▶ Task brief
Write out each line exactly as given. Leave the pictures out of your copy.

▶ Dataset records
****************

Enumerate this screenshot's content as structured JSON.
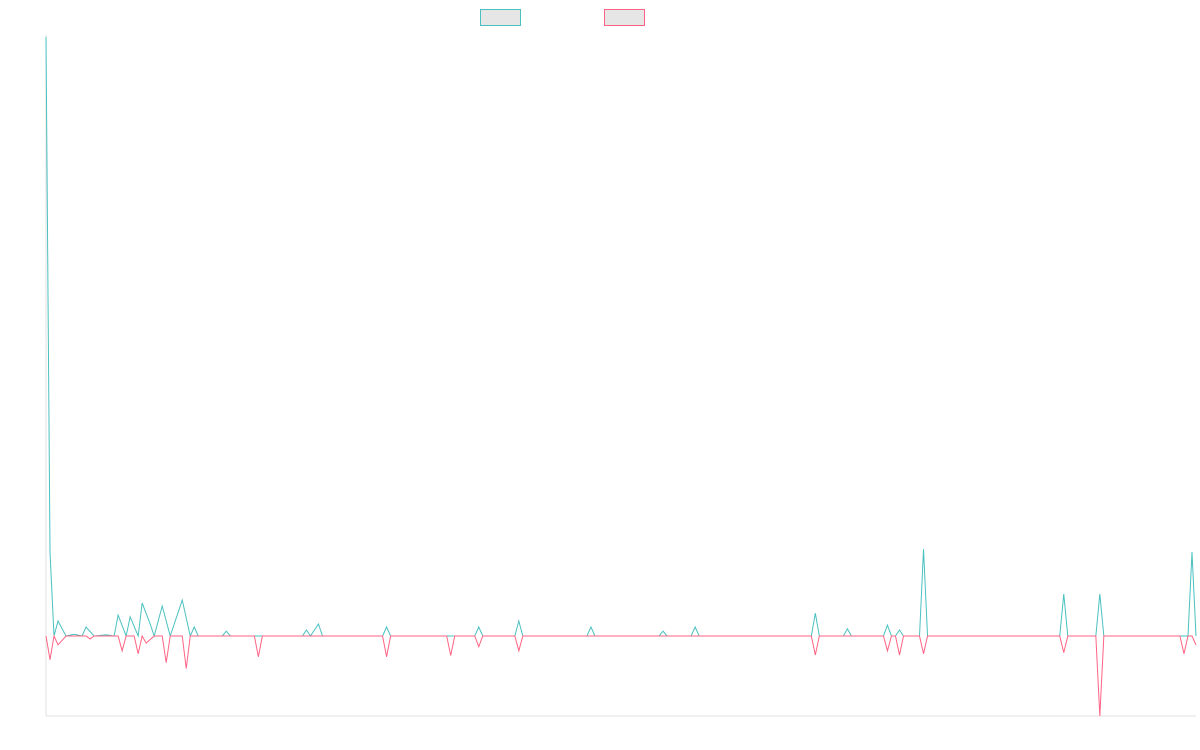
{
  "chart_data": {
    "type": "line",
    "title": "",
    "xlabel": "",
    "ylabel": "",
    "legend": {
      "placement": "top-center"
    },
    "grid": false,
    "ylim": [
      -0.135,
      1.0
    ],
    "x_count": 288,
    "series": [
      {
        "name": "",
        "color": "#4bc0c0",
        "fill": "#e6e6e6",
        "points": [
          [
            0,
            1.0
          ],
          [
            1,
            0.14
          ],
          [
            2,
            0.0
          ],
          [
            3,
            0.025
          ],
          [
            5,
            0.0
          ],
          [
            7,
            0.003
          ],
          [
            9,
            0.0
          ],
          [
            10,
            0.015
          ],
          [
            12,
            0.0
          ],
          [
            15,
            0.002
          ],
          [
            17,
            0.0
          ],
          [
            18,
            0.035
          ],
          [
            20,
            0.0
          ],
          [
            21,
            0.032
          ],
          [
            23,
            0.0
          ],
          [
            24,
            0.055
          ],
          [
            26,
            0.02
          ],
          [
            27,
            0.0
          ],
          [
            29,
            0.05
          ],
          [
            31,
            0.0
          ],
          [
            34,
            0.06
          ],
          [
            36,
            0.0
          ],
          [
            37,
            0.015
          ],
          [
            38,
            0.0
          ],
          [
            44,
            0.0
          ],
          [
            45,
            0.008
          ],
          [
            46,
            0.0
          ],
          [
            64,
            0.0
          ],
          [
            65,
            0.01
          ],
          [
            66,
            0.0
          ],
          [
            68,
            0.02
          ],
          [
            69,
            0.0
          ],
          [
            84,
            0.0
          ],
          [
            85,
            0.015
          ],
          [
            86,
            0.0
          ],
          [
            107,
            0.0
          ],
          [
            108,
            0.015
          ],
          [
            109,
            0.0
          ],
          [
            117,
            0.0
          ],
          [
            118,
            0.025
          ],
          [
            119,
            0.0
          ],
          [
            135,
            0.0
          ],
          [
            136,
            0.015
          ],
          [
            137,
            0.0
          ],
          [
            153,
            0.0
          ],
          [
            154,
            0.008
          ],
          [
            155,
            0.0
          ],
          [
            161,
            0.0
          ],
          [
            162,
            0.015
          ],
          [
            163,
            0.0
          ],
          [
            191,
            0.0
          ],
          [
            192,
            0.038
          ],
          [
            193,
            0.0
          ],
          [
            199,
            0.0
          ],
          [
            200,
            0.012
          ],
          [
            201,
            0.0
          ],
          [
            209,
            0.0
          ],
          [
            210,
            0.018
          ],
          [
            211,
            0.0
          ],
          [
            212,
            0.0
          ],
          [
            213,
            0.01
          ],
          [
            214,
            0.0
          ],
          [
            218,
            0.0
          ],
          [
            219,
            0.145
          ],
          [
            220,
            0.0
          ],
          [
            253,
            0.0
          ],
          [
            254,
            0.07
          ],
          [
            255,
            0.0
          ],
          [
            262,
            0.0
          ],
          [
            263,
            0.07
          ],
          [
            264,
            0.0
          ],
          [
            285,
            0.0
          ],
          [
            286,
            0.14
          ],
          [
            287,
            0.0
          ]
        ]
      },
      {
        "name": "",
        "color": "#ff6384",
        "fill": "#e6e6e6",
        "points": [
          [
            0,
            0.0
          ],
          [
            1,
            -0.04
          ],
          [
            2,
            0.0
          ],
          [
            3,
            -0.015
          ],
          [
            5,
            0.0
          ],
          [
            10,
            0.0
          ],
          [
            11,
            -0.005
          ],
          [
            12,
            0.0
          ],
          [
            18,
            0.0
          ],
          [
            19,
            -0.025
          ],
          [
            20,
            0.0
          ],
          [
            22,
            0.0
          ],
          [
            23,
            -0.03
          ],
          [
            24,
            0.0
          ],
          [
            25,
            -0.012
          ],
          [
            27,
            0.0
          ],
          [
            29,
            0.0
          ],
          [
            30,
            -0.045
          ],
          [
            31,
            0.0
          ],
          [
            34,
            0.0
          ],
          [
            35,
            -0.055
          ],
          [
            36,
            0.0
          ],
          [
            52,
            0.0
          ],
          [
            53,
            -0.035
          ],
          [
            54,
            0.0
          ],
          [
            84,
            0.0
          ],
          [
            85,
            -0.035
          ],
          [
            86,
            0.0
          ],
          [
            100,
            0.0
          ],
          [
            101,
            -0.033
          ],
          [
            102,
            0.0
          ],
          [
            107,
            0.0
          ],
          [
            108,
            -0.018
          ],
          [
            109,
            0.0
          ],
          [
            117,
            0.0
          ],
          [
            118,
            -0.025
          ],
          [
            119,
            0.0
          ],
          [
            191,
            0.0
          ],
          [
            192,
            -0.032
          ],
          [
            193,
            0.0
          ],
          [
            209,
            0.0
          ],
          [
            210,
            -0.025
          ],
          [
            211,
            0.0
          ],
          [
            212,
            0.0
          ],
          [
            213,
            -0.032
          ],
          [
            214,
            0.0
          ],
          [
            218,
            0.0
          ],
          [
            219,
            -0.03
          ],
          [
            220,
            0.0
          ],
          [
            253,
            0.0
          ],
          [
            254,
            -0.028
          ],
          [
            255,
            0.0
          ],
          [
            262,
            0.0
          ],
          [
            263,
            -0.135
          ],
          [
            264,
            0.0
          ],
          [
            283,
            0.0
          ],
          [
            284,
            -0.03
          ],
          [
            285,
            0.0
          ],
          [
            286,
            0.0
          ],
          [
            287,
            -0.015
          ]
        ]
      }
    ]
  }
}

****************

▶ Exercise solution
Enumerate this screenshot's content as structured JSON.
{
  "chart_data": {
    "type": "line",
    "title": "",
    "xlabel": "",
    "ylabel": "",
    "legend": {
      "placement": "top-center"
    },
    "grid": false,
    "ylim": [
      -0.135,
      1.0
    ],
    "x_count": 288,
    "series": [
      {
        "name": "",
        "color": "#4bc0c0",
        "fill": "#e6e6e6",
        "points": [
          [
            0,
            1.0
          ],
          [
            1,
            0.14
          ],
          [
            2,
            0.0
          ],
          [
            3,
            0.025
          ],
          [
            5,
            0.0
          ],
          [
            7,
            0.003
          ],
          [
            9,
            0.0
          ],
          [
            10,
            0.015
          ],
          [
            12,
            0.0
          ],
          [
            15,
            0.002
          ],
          [
            17,
            0.0
          ],
          [
            18,
            0.035
          ],
          [
            20,
            0.0
          ],
          [
            21,
            0.032
          ],
          [
            23,
            0.0
          ],
          [
            24,
            0.055
          ],
          [
            26,
            0.02
          ],
          [
            27,
            0.0
          ],
          [
            29,
            0.05
          ],
          [
            31,
            0.0
          ],
          [
            34,
            0.06
          ],
          [
            36,
            0.0
          ],
          [
            37,
            0.015
          ],
          [
            38,
            0.0
          ],
          [
            44,
            0.0
          ],
          [
            45,
            0.008
          ],
          [
            46,
            0.0
          ],
          [
            64,
            0.0
          ],
          [
            65,
            0.01
          ],
          [
            66,
            0.0
          ],
          [
            68,
            0.02
          ],
          [
            69,
            0.0
          ],
          [
            84,
            0.0
          ],
          [
            85,
            0.015
          ],
          [
            86,
            0.0
          ],
          [
            107,
            0.0
          ],
          [
            108,
            0.015
          ],
          [
            109,
            0.0
          ],
          [
            117,
            0.0
          ],
          [
            118,
            0.025
          ],
          [
            119,
            0.0
          ],
          [
            135,
            0.0
          ],
          [
            136,
            0.015
          ],
          [
            137,
            0.0
          ],
          [
            153,
            0.0
          ],
          [
            154,
            0.008
          ],
          [
            155,
            0.0
          ],
          [
            161,
            0.0
          ],
          [
            162,
            0.015
          ],
          [
            163,
            0.0
          ],
          [
            191,
            0.0
          ],
          [
            192,
            0.038
          ],
          [
            193,
            0.0
          ],
          [
            199,
            0.0
          ],
          [
            200,
            0.012
          ],
          [
            201,
            0.0
          ],
          [
            209,
            0.0
          ],
          [
            210,
            0.018
          ],
          [
            211,
            0.0
          ],
          [
            212,
            0.0
          ],
          [
            213,
            0.01
          ],
          [
            214,
            0.0
          ],
          [
            218,
            0.0
          ],
          [
            219,
            0.145
          ],
          [
            220,
            0.0
          ],
          [
            253,
            0.0
          ],
          [
            254,
            0.07
          ],
          [
            255,
            0.0
          ],
          [
            262,
            0.0
          ],
          [
            263,
            0.07
          ],
          [
            264,
            0.0
          ],
          [
            285,
            0.0
          ],
          [
            286,
            0.14
          ],
          [
            287,
            0.0
          ]
        ]
      },
      {
        "name": "",
        "color": "#ff6384",
        "fill": "#e6e6e6",
        "points": [
          [
            0,
            0.0
          ],
          [
            1,
            -0.04
          ],
          [
            2,
            0.0
          ],
          [
            3,
            -0.015
          ],
          [
            5,
            0.0
          ],
          [
            10,
            0.0
          ],
          [
            11,
            -0.005
          ],
          [
            12,
            0.0
          ],
          [
            18,
            0.0
          ],
          [
            19,
            -0.025
          ],
          [
            20,
            0.0
          ],
          [
            22,
            0.0
          ],
          [
            23,
            -0.03
          ],
          [
            24,
            0.0
          ],
          [
            25,
            -0.012
          ],
          [
            27,
            0.0
          ],
          [
            29,
            0.0
          ],
          [
            30,
            -0.045
          ],
          [
            31,
            0.0
          ],
          [
            34,
            0.0
          ],
          [
            35,
            -0.055
          ],
          [
            36,
            0.0
          ],
          [
            52,
            0.0
          ],
          [
            53,
            -0.035
          ],
          [
            54,
            0.0
          ],
          [
            84,
            0.0
          ],
          [
            85,
            -0.035
          ],
          [
            86,
            0.0
          ],
          [
            100,
            0.0
          ],
          [
            101,
            -0.033
          ],
          [
            102,
            0.0
          ],
          [
            107,
            0.0
          ],
          [
            108,
            -0.018
          ],
          [
            109,
            0.0
          ],
          [
            117,
            0.0
          ],
          [
            118,
            -0.025
          ],
          [
            119,
            0.0
          ],
          [
            191,
            0.0
          ],
          [
            192,
            -0.032
          ],
          [
            193,
            0.0
          ],
          [
            209,
            0.0
          ],
          [
            210,
            -0.025
          ],
          [
            211,
            0.0
          ],
          [
            212,
            0.0
          ],
          [
            213,
            -0.032
          ],
          [
            214,
            0.0
          ],
          [
            218,
            0.0
          ],
          [
            219,
            -0.03
          ],
          [
            220,
            0.0
          ],
          [
            253,
            0.0
          ],
          [
            254,
            -0.028
          ],
          [
            255,
            0.0
          ],
          [
            262,
            0.0
          ],
          [
            263,
            -0.135
          ],
          [
            264,
            0.0
          ],
          [
            283,
            0.0
          ],
          [
            284,
            -0.03
          ],
          [
            285,
            0.0
          ],
          [
            286,
            0.0
          ],
          [
            287,
            -0.015
          ]
        ]
      }
    ]
  }
}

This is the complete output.